**Problem description**
Return all of the lines below exactly as they are.

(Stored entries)
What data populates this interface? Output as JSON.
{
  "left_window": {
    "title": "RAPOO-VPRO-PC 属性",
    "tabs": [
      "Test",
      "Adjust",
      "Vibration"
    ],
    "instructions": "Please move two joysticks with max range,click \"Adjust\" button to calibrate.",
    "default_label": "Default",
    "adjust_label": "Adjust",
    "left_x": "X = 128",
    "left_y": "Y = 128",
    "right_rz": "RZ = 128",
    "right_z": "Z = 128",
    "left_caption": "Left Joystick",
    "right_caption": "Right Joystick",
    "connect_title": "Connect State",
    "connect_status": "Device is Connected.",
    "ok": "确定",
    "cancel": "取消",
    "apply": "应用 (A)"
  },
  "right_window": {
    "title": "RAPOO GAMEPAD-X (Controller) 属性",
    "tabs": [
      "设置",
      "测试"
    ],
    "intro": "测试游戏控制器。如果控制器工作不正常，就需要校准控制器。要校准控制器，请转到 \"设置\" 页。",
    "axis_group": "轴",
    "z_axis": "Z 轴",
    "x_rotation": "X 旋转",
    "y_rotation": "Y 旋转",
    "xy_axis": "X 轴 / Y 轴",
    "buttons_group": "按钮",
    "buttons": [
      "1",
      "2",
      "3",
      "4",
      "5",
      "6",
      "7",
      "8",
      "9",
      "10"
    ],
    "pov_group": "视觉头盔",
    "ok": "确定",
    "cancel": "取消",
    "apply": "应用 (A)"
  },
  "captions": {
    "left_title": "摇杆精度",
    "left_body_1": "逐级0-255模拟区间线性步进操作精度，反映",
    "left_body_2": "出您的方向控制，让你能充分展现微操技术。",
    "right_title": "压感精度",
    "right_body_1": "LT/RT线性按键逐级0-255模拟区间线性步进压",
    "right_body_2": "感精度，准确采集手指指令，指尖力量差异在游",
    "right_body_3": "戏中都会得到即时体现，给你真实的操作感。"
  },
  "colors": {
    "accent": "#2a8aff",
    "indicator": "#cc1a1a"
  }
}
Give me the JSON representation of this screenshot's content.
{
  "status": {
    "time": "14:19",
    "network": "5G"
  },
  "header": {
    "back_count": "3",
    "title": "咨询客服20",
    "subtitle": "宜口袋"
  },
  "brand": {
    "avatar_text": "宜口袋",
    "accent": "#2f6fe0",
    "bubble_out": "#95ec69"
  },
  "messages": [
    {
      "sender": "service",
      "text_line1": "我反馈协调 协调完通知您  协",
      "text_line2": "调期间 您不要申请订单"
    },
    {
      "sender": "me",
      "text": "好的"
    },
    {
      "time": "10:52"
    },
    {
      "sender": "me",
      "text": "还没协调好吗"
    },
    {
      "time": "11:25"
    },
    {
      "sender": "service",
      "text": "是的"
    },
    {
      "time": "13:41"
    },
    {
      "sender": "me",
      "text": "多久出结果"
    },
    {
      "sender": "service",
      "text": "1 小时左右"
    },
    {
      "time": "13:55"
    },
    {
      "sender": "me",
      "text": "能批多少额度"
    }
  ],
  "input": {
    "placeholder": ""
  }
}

**Exercise answer**
What data populates this interface? Output as JSON.
{
  "left_window": {
    "title": "RAPOO-VPRO-PC 属性",
    "tabs": [
      "Test",
      "Adjust",
      "Vibration"
    ],
    "instructions": "Please move two joysticks with max range,click \"Adjust\" button to calibrate.",
    "default_label": "Default",
    "adjust_label": "Adjust",
    "left_x": "X = 128",
    "left_y": "Y = 128",
    "right_rz": "RZ = 128",
    "right_z": "Z = 128",
    "left_caption": "Left Joystick",
    "right_caption": "Right Joystick",
    "connect_title": "Connect State",
    "connect_status": "Device is Connected.",
    "ok": "确定",
    "cancel": "取消",
    "apply": "应用 (A)"
  },
  "right_window": {
    "title": "RAPOO GAMEPAD-X (Controller) 属性",
    "tabs": [
      "设置",
      "测试"
    ],
    "intro": "测试游戏控制器。如果控制器工作不正常，就需要校准控制器。要校准控制器，请转到 \"设置\" 页。",
    "axis_group": "轴",
    "z_axis": "Z 轴",
    "x_rotation": "X 旋转",
    "y_rotation": "Y 旋转",
    "xy_axis": "X 轴 / Y 轴",
    "buttons_group": "按钮",
    "buttons": [
      "1",
      "2",
      "3",
      "4",
      "5",
      "6",
      "7",
      "8",
      "9",
      "10"
    ],
    "pov_group": "视觉头盔",
    "ok": "确定",
    "cancel": "取消",
    "apply": "应用 (A)"
  },
  "captions": {
    "left_title": "摇杆精度",
    "left_body_1": "逐级0-255模拟区间线性步进操作精度，反映",
    "left_body_2": "出您的方向控制，让你能充分展现微操技术。",
    "right_title": "压感精度",
    "right_body_1": "LT/RT线性按键逐级0-255模拟区间线性步进压",
    "right_body_2": "感精度，准确采集手指指令，指尖力量差异在游",
    "right_body_3": "戏中都会得到即时体现，给你真实的操作感。"
  },
  "colors": {
    "accent": "#2a8aff",
    "indicator": "#cc1a1a"
  }
}
Give me the JSON representation of this screenshot's content.
{
  "status": {
    "time": "14:19",
    "network": "5G"
  },
  "header": {
    "back_count": "3",
    "title": "咨询客服20",
    "subtitle": "宜口袋"
  },
  "brand": {
    "avatar_text": "宜口袋",
    "accent": "#2f6fe0",
    "bubble_out": "#95ec69"
  },
  "messages": [
    {
      "sender": "service",
      "text_line1": "我反馈协调 协调完通知您  协",
      "text_line2": "调期间 您不要申请订单"
    },
    {
      "sender": "me",
      "text": "好的"
    },
    {
      "time": "10:52"
    },
    {
      "sender": "me",
      "text": "还没协调好吗"
    },
    {
      "time": "11:25"
    },
    {
      "sender": "service",
      "text": "是的"
    },
    {
      "time": "13:41"
    },
    {
      "sender": "me",
      "text": "多久出结果"
    },
    {
      "sender": "service",
      "text": "1 小时左右"
    },
    {
      "time": "13:55"
    },
    {
      "sender": "me",
      "text": "能批多少额度"
    }
  ],
  "input": {
    "placeholder": ""
  }
}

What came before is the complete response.